To be done: Set down every record once more, exactly as given.

Figure collection entries:
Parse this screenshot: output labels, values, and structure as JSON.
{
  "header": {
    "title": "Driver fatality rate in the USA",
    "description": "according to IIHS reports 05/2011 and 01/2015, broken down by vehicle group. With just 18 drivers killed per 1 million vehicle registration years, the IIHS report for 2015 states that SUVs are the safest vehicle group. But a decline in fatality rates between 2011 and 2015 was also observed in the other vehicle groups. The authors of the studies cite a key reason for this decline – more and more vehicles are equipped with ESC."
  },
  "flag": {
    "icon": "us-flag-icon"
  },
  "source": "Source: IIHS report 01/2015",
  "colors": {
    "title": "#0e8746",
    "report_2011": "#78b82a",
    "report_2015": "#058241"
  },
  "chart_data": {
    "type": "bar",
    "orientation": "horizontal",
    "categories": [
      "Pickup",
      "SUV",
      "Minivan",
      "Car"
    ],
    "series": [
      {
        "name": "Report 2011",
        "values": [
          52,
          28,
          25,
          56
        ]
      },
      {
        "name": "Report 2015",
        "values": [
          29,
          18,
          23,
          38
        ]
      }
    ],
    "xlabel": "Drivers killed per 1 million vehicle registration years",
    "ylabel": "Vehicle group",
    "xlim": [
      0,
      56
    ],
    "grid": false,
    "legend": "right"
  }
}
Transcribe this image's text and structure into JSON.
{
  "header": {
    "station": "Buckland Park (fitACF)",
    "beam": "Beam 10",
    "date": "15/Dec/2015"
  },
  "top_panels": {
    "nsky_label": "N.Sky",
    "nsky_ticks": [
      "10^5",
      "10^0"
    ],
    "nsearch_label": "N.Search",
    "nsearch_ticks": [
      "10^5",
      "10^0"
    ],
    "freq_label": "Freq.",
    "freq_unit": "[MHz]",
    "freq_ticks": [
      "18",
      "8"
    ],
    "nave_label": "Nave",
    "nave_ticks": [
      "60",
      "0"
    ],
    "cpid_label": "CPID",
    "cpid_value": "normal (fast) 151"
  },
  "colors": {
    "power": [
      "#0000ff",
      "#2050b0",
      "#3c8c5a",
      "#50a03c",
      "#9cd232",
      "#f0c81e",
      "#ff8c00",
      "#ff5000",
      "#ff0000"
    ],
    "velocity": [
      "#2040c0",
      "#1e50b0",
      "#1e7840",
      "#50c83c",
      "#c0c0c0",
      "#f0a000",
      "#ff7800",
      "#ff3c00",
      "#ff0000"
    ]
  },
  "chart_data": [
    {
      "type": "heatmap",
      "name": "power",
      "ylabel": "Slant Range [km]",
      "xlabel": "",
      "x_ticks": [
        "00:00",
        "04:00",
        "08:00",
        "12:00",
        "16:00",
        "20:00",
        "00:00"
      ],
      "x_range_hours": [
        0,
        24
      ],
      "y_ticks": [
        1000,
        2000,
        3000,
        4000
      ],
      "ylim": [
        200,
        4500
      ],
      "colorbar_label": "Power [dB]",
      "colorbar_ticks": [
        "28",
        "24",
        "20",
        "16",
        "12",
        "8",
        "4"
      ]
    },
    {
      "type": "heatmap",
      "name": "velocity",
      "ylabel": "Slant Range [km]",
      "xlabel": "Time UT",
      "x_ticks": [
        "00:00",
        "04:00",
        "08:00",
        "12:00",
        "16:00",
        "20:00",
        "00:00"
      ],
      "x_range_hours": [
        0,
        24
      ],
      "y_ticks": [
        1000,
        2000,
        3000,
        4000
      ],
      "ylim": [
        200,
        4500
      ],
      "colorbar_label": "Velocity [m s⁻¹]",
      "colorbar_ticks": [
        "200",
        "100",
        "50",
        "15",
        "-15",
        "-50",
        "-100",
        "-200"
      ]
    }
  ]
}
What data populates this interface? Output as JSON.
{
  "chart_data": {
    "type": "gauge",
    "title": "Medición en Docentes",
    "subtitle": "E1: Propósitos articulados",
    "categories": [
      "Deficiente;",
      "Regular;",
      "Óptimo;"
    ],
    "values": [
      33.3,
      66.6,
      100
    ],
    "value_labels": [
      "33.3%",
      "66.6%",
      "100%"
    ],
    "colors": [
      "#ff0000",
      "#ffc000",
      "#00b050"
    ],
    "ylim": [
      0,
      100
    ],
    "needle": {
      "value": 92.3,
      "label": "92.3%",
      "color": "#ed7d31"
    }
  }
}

Final result:
Parse this screenshot: output labels, values, and structure as JSON.
{
  "header": {
    "title": "Driver fatality rate in the USA",
    "description": "according to IIHS reports 05/2011 and 01/2015, broken down by vehicle group. With just 18 drivers killed per 1 million vehicle registration years, the IIHS report for 2015 states that SUVs are the safest vehicle group. But a decline in fatality rates between 2011 and 2015 was also observed in the other vehicle groups. The authors of the studies cite a key reason for this decline – more and more vehicles are equipped with ESC."
  },
  "flag": {
    "icon": "us-flag-icon"
  },
  "source": "Source: IIHS report 01/2015",
  "colors": {
    "title": "#0e8746",
    "report_2011": "#78b82a",
    "report_2015": "#058241"
  },
  "chart_data": {
    "type": "bar",
    "orientation": "horizontal",
    "categories": [
      "Pickup",
      "SUV",
      "Minivan",
      "Car"
    ],
    "series": [
      {
        "name": "Report 2011",
        "values": [
          52,
          28,
          25,
          56
        ]
      },
      {
        "name": "Report 2015",
        "values": [
          29,
          18,
          23,
          38
        ]
      }
    ],
    "xlabel": "Drivers killed per 1 million vehicle registration years",
    "ylabel": "Vehicle group",
    "xlim": [
      0,
      56
    ],
    "grid": false,
    "legend": "right"
  }
}
Transcribe this image's text and structure into JSON.
{
  "header": {
    "station": "Buckland Park (fitACF)",
    "beam": "Beam 10",
    "date": "15/Dec/2015"
  },
  "top_panels": {
    "nsky_label": "N.Sky",
    "nsky_ticks": [
      "10^5",
      "10^0"
    ],
    "nsearch_label": "N.Search",
    "nsearch_ticks": [
      "10^5",
      "10^0"
    ],
    "freq_label": "Freq.",
    "freq_unit": "[MHz]",
    "freq_ticks": [
      "18",
      "8"
    ],
    "nave_label": "Nave",
    "nave_ticks": [
      "60",
      "0"
    ],
    "cpid_label": "CPID",
    "cpid_value": "normal (fast) 151"
  },
  "colors": {
    "power": [
      "#0000ff",
      "#2050b0",
      "#3c8c5a",
      "#50a03c",
      "#9cd232",
      "#f0c81e",
      "#ff8c00",
      "#ff5000",
      "#ff0000"
    ],
    "velocity": [
      "#2040c0",
      "#1e50b0",
      "#1e7840",
      "#50c83c",
      "#c0c0c0",
      "#f0a000",
      "#ff7800",
      "#ff3c00",
      "#ff0000"
    ]
  },
  "chart_data": [
    {
      "type": "heatmap",
      "name": "power",
      "ylabel": "Slant Range [km]",
      "xlabel": "",
      "x_ticks": [
        "00:00",
        "04:00",
        "08:00",
        "12:00",
        "16:00",
        "20:00",
        "00:00"
      ],
      "x_range_hours": [
        0,
        24
      ],
      "y_ticks": [
        1000,
        2000,
        3000,
        4000
      ],
      "ylim": [
        200,
        4500
      ],
      "colorbar_label": "Power [dB]",
      "colorbar_ticks": [
        "28",
        "24",
        "20",
        "16",
        "12",
        "8",
        "4"
      ]
    },
    {
      "type": "heatmap",
      "name": "velocity",
      "ylabel": "Slant Range [km]",
      "xlabel": "Time UT",
      "x_ticks": [
        "00:00",
        "04:00",
        "08:00",
        "12:00",
        "16:00",
        "20:00",
        "00:00"
      ],
      "x_range_hours": [
        0,
        24
      ],
      "y_ticks": [
        1000,
        2000,
        3000,
        4000
      ],
      "ylim": [
        200,
        4500
      ],
      "colorbar_label": "Velocity [m s⁻¹]",
      "colorbar_ticks": [
        "200",
        "100",
        "50",
        "15",
        "-15",
        "-50",
        "-100",
        "-200"
      ]
    }
  ]
}
What data populates this interface? Output as JSON.
{
  "chart_data": {
    "type": "gauge",
    "title": "Medición en Docentes",
    "subtitle": "E1: Propósitos articulados",
    "categories": [
      "Deficiente;",
      "Regular;",
      "Óptimo;"
    ],
    "values": [
      33.3,
      66.6,
      100
    ],
    "value_labels": [
      "33.3%",
      "66.6%",
      "100%"
    ],
    "colors": [
      "#ff0000",
      "#ffc000",
      "#00b050"
    ],
    "ylim": [
      0,
      100
    ],
    "needle": {
      "value": 92.3,
      "label": "92.3%",
      "color": "#ed7d31"
    }
  }
}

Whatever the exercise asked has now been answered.